▶ [EXERCISE AIM]: Copy all of the material word for word, except for the pictures.

*** MATERIAL SUPPLIED

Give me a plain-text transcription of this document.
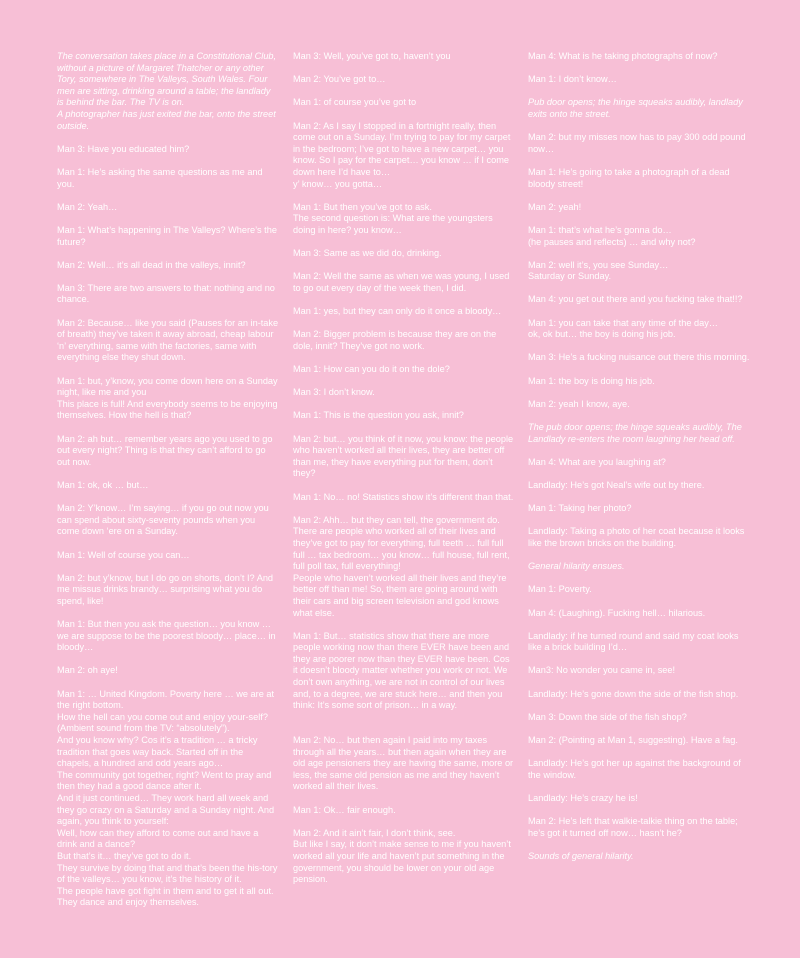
The conversation takes place in a Constitutional Club, without a picture of Margaret Thatcher or any other Tory, somewhere in The Valleys, South Wales. Four men are sitting, drinking around a table; the landlady is behind the bar. The TV is on.
A photographer has just exited the bar, onto the street outside.

Man 3: Have you educated him?

Man 1: He’s asking the same questions as me and you.

Man 2: Yeah…

Man 1: What’s happening in The Valleys? Where’s the future?

Man 2: Well… it’s all dead in the valleys, innit?

Man 3: There are two answers to that: nothing and no chance.

Man 2: Because… like you said (Pauses for an in-take of breath) they’ve taken it away abroad, cheap labour ‘n’ everything, same with the factories, same with everything else they shut down.

Man 1: but, y’know, you come down here on a Sunday night, like me and you
This place is full! And everybody seems to be enjoying themselves. How the hell is that?

Man 2: ah but… remember years ago you used to go out every night? Thing is that they can’t afford to go out now.

Man 1: ok, ok … but…

Man 2: Y’know… I’m saying… if you go out now you can spend about sixty-seventy pounds when you come down ‘ere on a Sunday.

Man 1: Well of course you can…

Man 2: but y’know, but I do go on shorts, don’t I? And me missus drinks brandy… surprising what you do spend, like!

Man 1: But then you ask the question… you know … we are suppose to be the poorest bloody… place… in bloody…

Man 2: oh aye!

Man 1: … United Kingdom. Poverty here … we are at the right bottom.
How the hell can you come out and enjoy your-self? (Ambient sound from the TV: “absolutely”).
And you know why? Cos it’s a tradition … a tricky tradition that goes way back. Started off in the chapels, a hundred and odd years ago…
The community got together, right? Went to pray and then they had a good dance after it.
And it just continued… They work hard all week and they go crazy on a Saturday and a Sunday night. And again, you think to yourself:
Well, how can they afford to come out and have a drink and a dance?
But that’s it… they’ve got to do it.
They survive by doing that and that’s been the his-tory of the valleys… you know, it’s the history of it.
The people have got fight in them and to get it all out. They dance and enjoy themselves.

Man 3: Well, you’ve got to, haven’t you

Man 2: You’ve got to…

Man 1: of course you’ve got to

Man 2: As I say I stopped in a fortnight really, then come out on a Sunday. I’m trying to pay for my carpet in the bedroom; I’ve got to have a new carpet… you know. So I pay for the carpet… you know … if I come down here I’d have to…
y’ know… you gotta…

Man 1: But then you’ve got to ask.
The second question is: What are the youngsters doing in here? you know…

Man 3: Same as we did do, drinking.

Man 2: Well the same as when we was young, I used to go out every day of the week then, I did.

Man 1: yes, but they can only do it once a bloody…

Man 2: Bigger problem is because they are on the dole, innit? They’ve got no work.

Man 1: How can you do it on the dole?

Man 3: I don’t know.

Man 1: This is the question you ask, innit?

Man 2: but… you think of it now, you know: the people who haven’t worked all their lives, they are better off than me, they have everything put for them, don’t they?

Man 1: No… no! Statistics show it’s different than that.

Man 2: Ahh… but they can tell, the government do. There are people who worked all of their lives and they’ve got to pay for everything, full teeth … full full full … tax bedroom… you know… full house, full rent, full poll tax, full everything!
People who haven’t worked all their lives and they’re better off than me! So, them are going around with their cars and big screen television and god knows what else.

Man 1: But… statistics show that there are more people working now than there EVER have been and they are poorer now than they EVER have been. Cos it doesn’t bloody matter whether you work or not. We don’t own anything, we are not in control of our lives and, to a degree, we are stuck here… and then you think: It’s some sort of prison… in a way.

Man 2: No… but then again I paid into my taxes through all the years… but then again when they are old age pensioners they are having the same, more or less, the same old pension as me and they haven’t worked all their lives.

Man 1: Ok… fair enough.

Man 2: And it ain’t fair, I don’t think, see.
But like I say, it don’t make sense to me if you haven’t worked all your life and haven’t put something in the government, you should be lower on your old age pension.

Man 4: What is he taking photographs of now?

Man 1: I don’t know…

Pub door opens; the hinge squeaks audibly, landlady exits onto the street.

Man 2: but my misses now has to pay 300 odd pound now…

Man 1: He’s going to take a photograph of a dead bloody street!

Man 2: yeah!

Man 1: that’s what he’s gonna do…
(he pauses and reflects) … and why not?

Man 2: well it’s, you see Sunday…
Saturday or Sunday.

Man 4: you get out there and you fucking take that!!?

Man 1: you can take that any time of the day…
ok, ok but… the boy is doing his job.

Man 3: He’s a fucking nuisance out there this morning.

Man 1: the boy is doing his job.

Man 2: yeah I know, aye.

The pub door opens; the hinge squeaks audibly, The Landlady re-enters the room laughing her head off.

Man 4: What are you laughing at?

Landlady: He’s got Neal’s wife out by there.

Man 1: Taking her photo?

Landlady: Taking a photo of her coat because it looks like the brown bricks on the building.

General hilarity ensues.

Man 1: Poverty.

Man 4: (Laughing). Fucking hell… hilarious.

Landlady: if he turned round and said my coat looks like a brick building I’d…

Man3: No wonder you came in, see!

Landlady: He’s gone down the side of the fish shop.

Man 3: Down the side of the fish shop?

Man 2: (Pointing at Man 1, suggesting). Have a fag.

Landlady: He’s got her up against the background of the window.

Landlady: He’s crazy he is!

Man 2: He’s left that walkie-talkie thing on the table; he’s got it turned off now… hasn’t he?

Sounds of general hilarity.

******

▶ [RESULT FOR THIS TASK]:
Give me a plain-text transcription of this document.
The conversation takes place in a Constitutional Club, without a picture of Margaret Thatcher or any other Tory, somewhere in The Valleys, South Wales. Four men are sitting, drinking around a table; the landlady is behind the bar. The TV is on.
A photographer has just exited the bar, onto the street outside.

Man 3: Have you educated him?

Man 1: He’s asking the same questions as me and you.

Man 2: Yeah…

Man 1: What’s happening in The Valleys? Where’s the future?

Man 2: Well… it’s all dead in the valleys, innit?

Man 3: There are two answers to that: nothing and no chance.

Man 2: Because… like you said (Pauses for an in-take of breath) they’ve taken it away abroad, cheap labour ‘n’ everything, same with the factories, same with everything else they shut down.

Man 1: but, y’know, you come down here on a Sunday night, like me and you
This place is full! And everybody seems to be enjoying themselves. How the hell is that?

Man 2: ah but… remember years ago you used to go out every night? Thing is that they can’t afford to go out now.

Man 1: ok, ok … but…

Man 2: Y’know… I’m saying… if you go out now you can spend about sixty-seventy pounds when you come down ‘ere on a Sunday.

Man 1: Well of course you can…

Man 2: but y’know, but I do go on shorts, don’t I? And me missus drinks brandy… surprising what you do spend, like!

Man 1: But then you ask the question… you know … we are suppose to be the poorest bloody… place… in bloody…

Man 2: oh aye!

Man 1: … United Kingdom. Poverty here … we are at the right bottom.
How the hell can you come out and enjoy your-self? (Ambient sound from the TV: “absolutely”).
And you know why? Cos it’s a tradition … a tricky tradition that goes way back. Started off in the chapels, a hundred and odd years ago…
The community got together, right? Went to pray and then they had a good dance after it.
And it just continued… They work hard all week and they go crazy on a Saturday and a Sunday night. And again, you think to yourself:
Well, how can they afford to come out and have a drink and a dance?
But that’s it… they’ve got to do it.
They survive by doing that and that’s been the his-tory of the valleys… you know, it’s the history of it.
The people have got fight in them and to get it all out. They dance and enjoy themselves.

Man 3: Well, you’ve got to, haven’t you

Man 2: You’ve got to…

Man 1: of course you’ve got to

Man 2: As I say I stopped in a fortnight really, then come out on a Sunday. I’m trying to pay for my carpet in the bedroom; I’ve got to have a new carpet… you know. So I pay for the carpet… you know … if I come down here I’d have to…
y’ know… you gotta…

Man 1: But then you’ve got to ask.
The second question is: What are the youngsters doing in here? you know…

Man 3: Same as we did do, drinking.

Man 2: Well the same as when we was young, I used to go out every day of the week then, I did.

Man 1: yes, but they can only do it once a bloody…

Man 2: Bigger problem is because they are on the dole, innit? They’ve got no work.

Man 1: How can you do it on the dole?

Man 3: I don’t know.

Man 1: This is the question you ask, innit?

Man 2: but… you think of it now, you know: the people who haven’t worked all their lives, they are better off than me, they have everything put for them, don’t they?

Man 1: No… no! Statistics show it’s different than that.

Man 2: Ahh… but they can tell, the government do. There are people who worked all of their lives and they’ve got to pay for everything, full teeth … full full full … tax bedroom… you know… full house, full rent, full poll tax, full everything!
People who haven’t worked all their lives and they’re better off than me! So, them are going around with their cars and big screen television and god knows what else.

Man 1: But… statistics show that there are more people working now than there EVER have been and they are poorer now than they EVER have been. Cos it doesn’t bloody matter whether you work or not. We don’t own anything, we are not in control of our lives and, to a degree, we are stuck here… and then you think: It’s some sort of prison… in a way.

Man 2: No… but then again I paid into my taxes through all the years… but then again when they are old age pensioners they are having the same, more or less, the same old pension as me and they haven’t worked all their lives.

Man 1: Ok… fair enough.

Man 2: And it ain’t fair, I don’t think, see.
But like I say, it don’t make sense to me if you haven’t worked all your life and haven’t put something in the government, you should be lower on your old age pension.

Man 4: What is he taking photographs of now?

Man 1: I don’t know…

Pub door opens; the hinge squeaks audibly, landlady exits onto the street.

Man 2: but my misses now has to pay 300 odd pound now…

Man 1: He’s going to take a photograph of a dead bloody street!

Man 2: yeah!

Man 1: that’s what he’s gonna do…
(he pauses and reflects) … and why not?

Man 2: well it’s, you see Sunday…
Saturday or Sunday.

Man 4: you get out there and you fucking take that!!?

Man 1: you can take that any time of the day…
ok, ok but… the boy is doing his job.

Man 3: He’s a fucking nuisance out there this morning.

Man 1: the boy is doing his job.

Man 2: yeah I know, aye.

The pub door opens; the hinge squeaks audibly, The Landlady re-enters the room laughing her head off.

Man 4: What are you laughing at?

Landlady: He’s got Neal’s wife out by there.

Man 1: Taking her photo?

Landlady: Taking a photo of her coat because it looks like the brown bricks on the building.

General hilarity ensues.

Man 1: Poverty.

Man 4: (Laughing). Fucking hell… hilarious.

Landlady: if he turned round and said my coat looks like a brick building I’d…

Man3: No wonder you came in, see!

Landlady: He’s gone down the side of the fish shop.

Man 3: Down the side of the fish shop?

Man 2: (Pointing at Man 1, suggesting). Have a fag.

Landlady: He’s got her up against the background of the window.

Landlady: He’s crazy he is!

Man 2: He’s left that walkie-talkie thing on the table; he’s got it turned off now… hasn’t he?

Sounds of general hilarity.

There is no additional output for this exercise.